Directions for this task → Transcribe all of the material exactly. Any picture in it should be left out.

Data supplied →
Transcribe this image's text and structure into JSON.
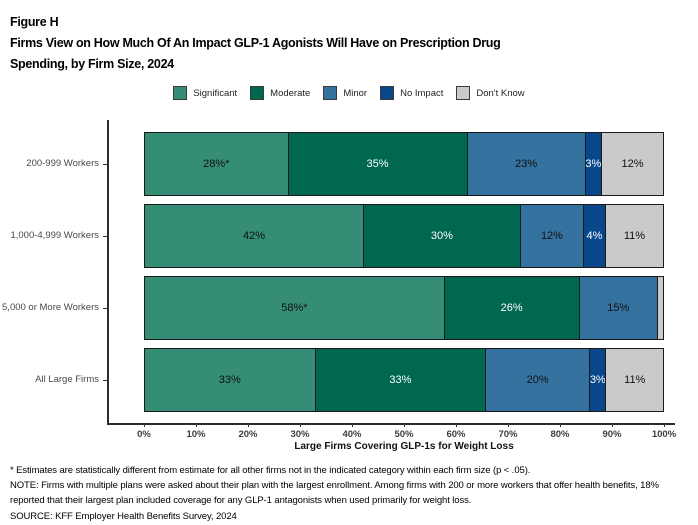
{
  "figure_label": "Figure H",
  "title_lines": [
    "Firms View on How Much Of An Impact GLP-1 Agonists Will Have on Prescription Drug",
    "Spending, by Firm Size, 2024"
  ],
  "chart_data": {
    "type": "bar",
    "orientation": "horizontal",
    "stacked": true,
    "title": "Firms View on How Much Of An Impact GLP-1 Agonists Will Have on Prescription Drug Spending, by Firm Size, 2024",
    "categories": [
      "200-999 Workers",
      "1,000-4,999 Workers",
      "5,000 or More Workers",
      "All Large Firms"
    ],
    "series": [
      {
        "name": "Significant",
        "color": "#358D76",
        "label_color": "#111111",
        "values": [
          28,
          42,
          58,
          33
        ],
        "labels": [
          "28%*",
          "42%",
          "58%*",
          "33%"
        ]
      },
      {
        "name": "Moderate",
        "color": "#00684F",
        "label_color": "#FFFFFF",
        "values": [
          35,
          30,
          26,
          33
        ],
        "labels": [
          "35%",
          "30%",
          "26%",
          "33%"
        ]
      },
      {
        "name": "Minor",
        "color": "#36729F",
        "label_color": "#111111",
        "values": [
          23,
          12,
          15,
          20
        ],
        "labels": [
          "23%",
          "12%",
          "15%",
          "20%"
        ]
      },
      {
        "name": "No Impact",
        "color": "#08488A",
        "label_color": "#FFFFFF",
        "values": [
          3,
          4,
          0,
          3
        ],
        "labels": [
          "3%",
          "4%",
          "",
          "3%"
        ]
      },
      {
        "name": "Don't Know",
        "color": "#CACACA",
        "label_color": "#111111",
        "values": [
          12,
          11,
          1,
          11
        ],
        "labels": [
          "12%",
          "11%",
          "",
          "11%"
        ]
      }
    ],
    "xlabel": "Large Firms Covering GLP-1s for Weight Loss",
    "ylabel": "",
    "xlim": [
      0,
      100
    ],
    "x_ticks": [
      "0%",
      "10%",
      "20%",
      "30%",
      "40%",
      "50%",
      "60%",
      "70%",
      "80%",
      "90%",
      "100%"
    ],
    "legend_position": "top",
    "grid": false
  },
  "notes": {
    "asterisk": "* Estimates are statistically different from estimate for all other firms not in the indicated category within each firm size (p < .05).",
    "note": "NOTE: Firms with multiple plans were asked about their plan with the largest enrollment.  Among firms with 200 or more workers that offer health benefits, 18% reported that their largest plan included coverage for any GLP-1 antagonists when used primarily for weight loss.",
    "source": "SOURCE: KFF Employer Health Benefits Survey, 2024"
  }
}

Task answer →
Transcribe this image's text and structure into JSON.
{
  "figure_label": "Figure H",
  "title_lines": [
    "Firms View on How Much Of An Impact GLP-1 Agonists Will Have on Prescription Drug",
    "Spending, by Firm Size, 2024"
  ],
  "chart_data": {
    "type": "bar",
    "orientation": "horizontal",
    "stacked": true,
    "title": "Firms View on How Much Of An Impact GLP-1 Agonists Will Have on Prescription Drug Spending, by Firm Size, 2024",
    "categories": [
      "200-999 Workers",
      "1,000-4,999 Workers",
      "5,000 or More Workers",
      "All Large Firms"
    ],
    "series": [
      {
        "name": "Significant",
        "color": "#358D76",
        "label_color": "#111111",
        "values": [
          28,
          42,
          58,
          33
        ],
        "labels": [
          "28%*",
          "42%",
          "58%*",
          "33%"
        ]
      },
      {
        "name": "Moderate",
        "color": "#00684F",
        "label_color": "#FFFFFF",
        "values": [
          35,
          30,
          26,
          33
        ],
        "labels": [
          "35%",
          "30%",
          "26%",
          "33%"
        ]
      },
      {
        "name": "Minor",
        "color": "#36729F",
        "label_color": "#111111",
        "values": [
          23,
          12,
          15,
          20
        ],
        "labels": [
          "23%",
          "12%",
          "15%",
          "20%"
        ]
      },
      {
        "name": "No Impact",
        "color": "#08488A",
        "label_color": "#FFFFFF",
        "values": [
          3,
          4,
          0,
          3
        ],
        "labels": [
          "3%",
          "4%",
          "",
          "3%"
        ]
      },
      {
        "name": "Don't Know",
        "color": "#CACACA",
        "label_color": "#111111",
        "values": [
          12,
          11,
          1,
          11
        ],
        "labels": [
          "12%",
          "11%",
          "",
          "11%"
        ]
      }
    ],
    "xlabel": "Large Firms Covering GLP-1s for Weight Loss",
    "ylabel": "",
    "xlim": [
      0,
      100
    ],
    "x_ticks": [
      "0%",
      "10%",
      "20%",
      "30%",
      "40%",
      "50%",
      "60%",
      "70%",
      "80%",
      "90%",
      "100%"
    ],
    "legend_position": "top",
    "grid": false
  },
  "notes": {
    "asterisk": "* Estimates are statistically different from estimate for all other firms not in the indicated category within each firm size (p < .05).",
    "note": "NOTE: Firms with multiple plans were asked about their plan with the largest enrollment.  Among firms with 200 or more workers that offer health benefits, 18% reported that their largest plan included coverage for any GLP-1 antagonists when used primarily for weight loss.",
    "source": "SOURCE: KFF Employer Health Benefits Survey, 2024"
  }
}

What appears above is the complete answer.